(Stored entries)

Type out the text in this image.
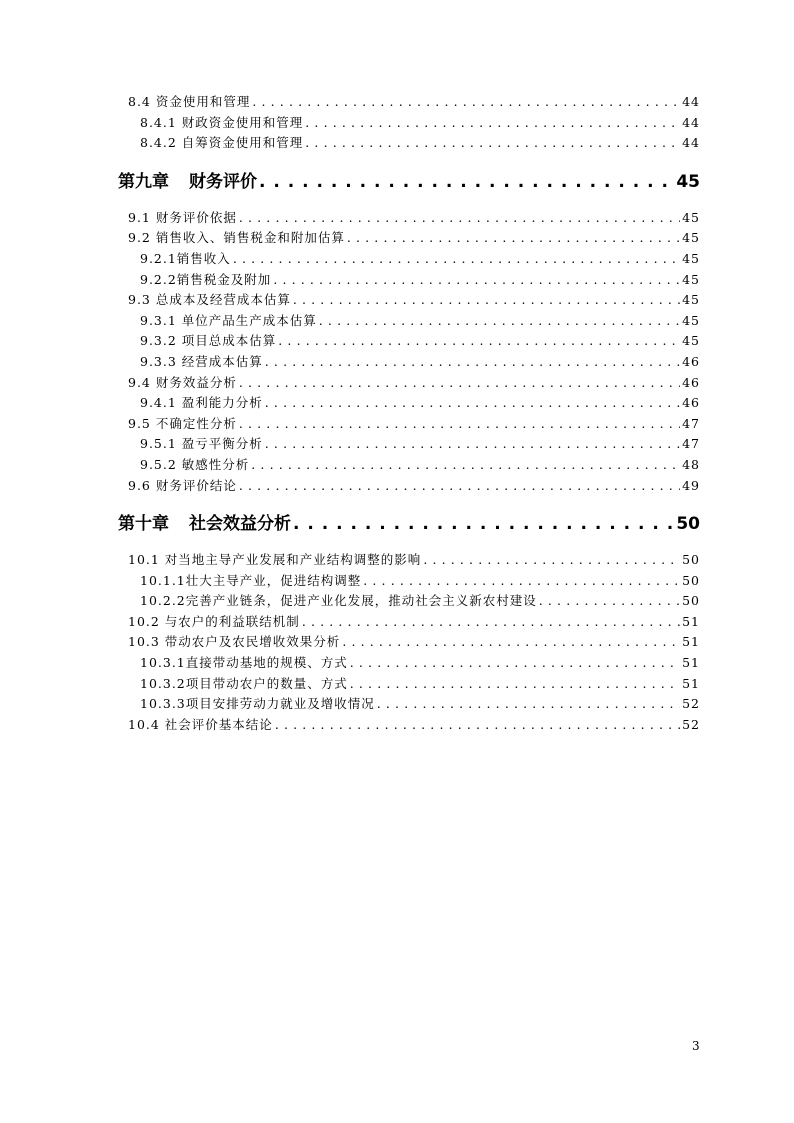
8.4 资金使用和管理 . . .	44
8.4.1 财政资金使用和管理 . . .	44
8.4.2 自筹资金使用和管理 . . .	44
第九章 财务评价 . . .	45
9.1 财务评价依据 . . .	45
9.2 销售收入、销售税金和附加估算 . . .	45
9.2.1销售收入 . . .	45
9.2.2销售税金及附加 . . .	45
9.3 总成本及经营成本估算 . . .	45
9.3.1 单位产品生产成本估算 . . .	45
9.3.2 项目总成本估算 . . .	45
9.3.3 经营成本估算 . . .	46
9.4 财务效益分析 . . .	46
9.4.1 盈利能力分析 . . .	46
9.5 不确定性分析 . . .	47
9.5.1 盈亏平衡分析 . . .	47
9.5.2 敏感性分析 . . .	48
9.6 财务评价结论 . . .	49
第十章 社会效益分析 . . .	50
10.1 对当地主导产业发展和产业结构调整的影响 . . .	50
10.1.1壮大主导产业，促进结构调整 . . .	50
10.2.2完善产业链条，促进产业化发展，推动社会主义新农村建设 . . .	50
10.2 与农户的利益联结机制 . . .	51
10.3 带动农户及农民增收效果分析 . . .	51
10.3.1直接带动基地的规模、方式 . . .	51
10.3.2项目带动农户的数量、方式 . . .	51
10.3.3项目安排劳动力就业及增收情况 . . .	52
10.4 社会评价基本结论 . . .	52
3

## AIM
Strip out the pictures and quote the remaining data word for word.

## COMPLETE OUTPUT
Type out the text in this image.
8.4 资金使用和管理 . . .	44
8.4.1 财政资金使用和管理 . . .	44
8.4.2 自筹资金使用和管理 . . .	44
第九章 财务评价 . . .	45
9.1 财务评价依据 . . .	45
9.2 销售收入、销售税金和附加估算 . . .	45
9.2.1销售收入 . . .	45
9.2.2销售税金及附加 . . .	45
9.3 总成本及经营成本估算 . . .	45
9.3.1 单位产品生产成本估算 . . .	45
9.3.2 项目总成本估算 . . .	45
9.3.3 经营成本估算 . . .	46
9.4 财务效益分析 . . .	46
9.4.1 盈利能力分析 . . .	46
9.5 不确定性分析 . . .	47
9.5.1 盈亏平衡分析 . . .	47
9.5.2 敏感性分析 . . .	48
9.6 财务评价结论 . . .	49
第十章 社会效益分析 . . .	50
10.1 对当地主导产业发展和产业结构调整的影响 . . .	50
10.1.1壮大主导产业，促进结构调整 . . .	50
10.2.2完善产业链条，促进产业化发展，推动社会主义新农村建设 . . .	50
10.2 与农户的利益联结机制 . . .	51
10.3 带动农户及农民增收效果分析 . . .	51
10.3.1直接带动基地的规模、方式 . . .	51
10.3.2项目带动农户的数量、方式 . . .	51
10.3.3项目安排劳动力就业及增收情况 . . .	52
10.4 社会评价基本结论 . . .	52
3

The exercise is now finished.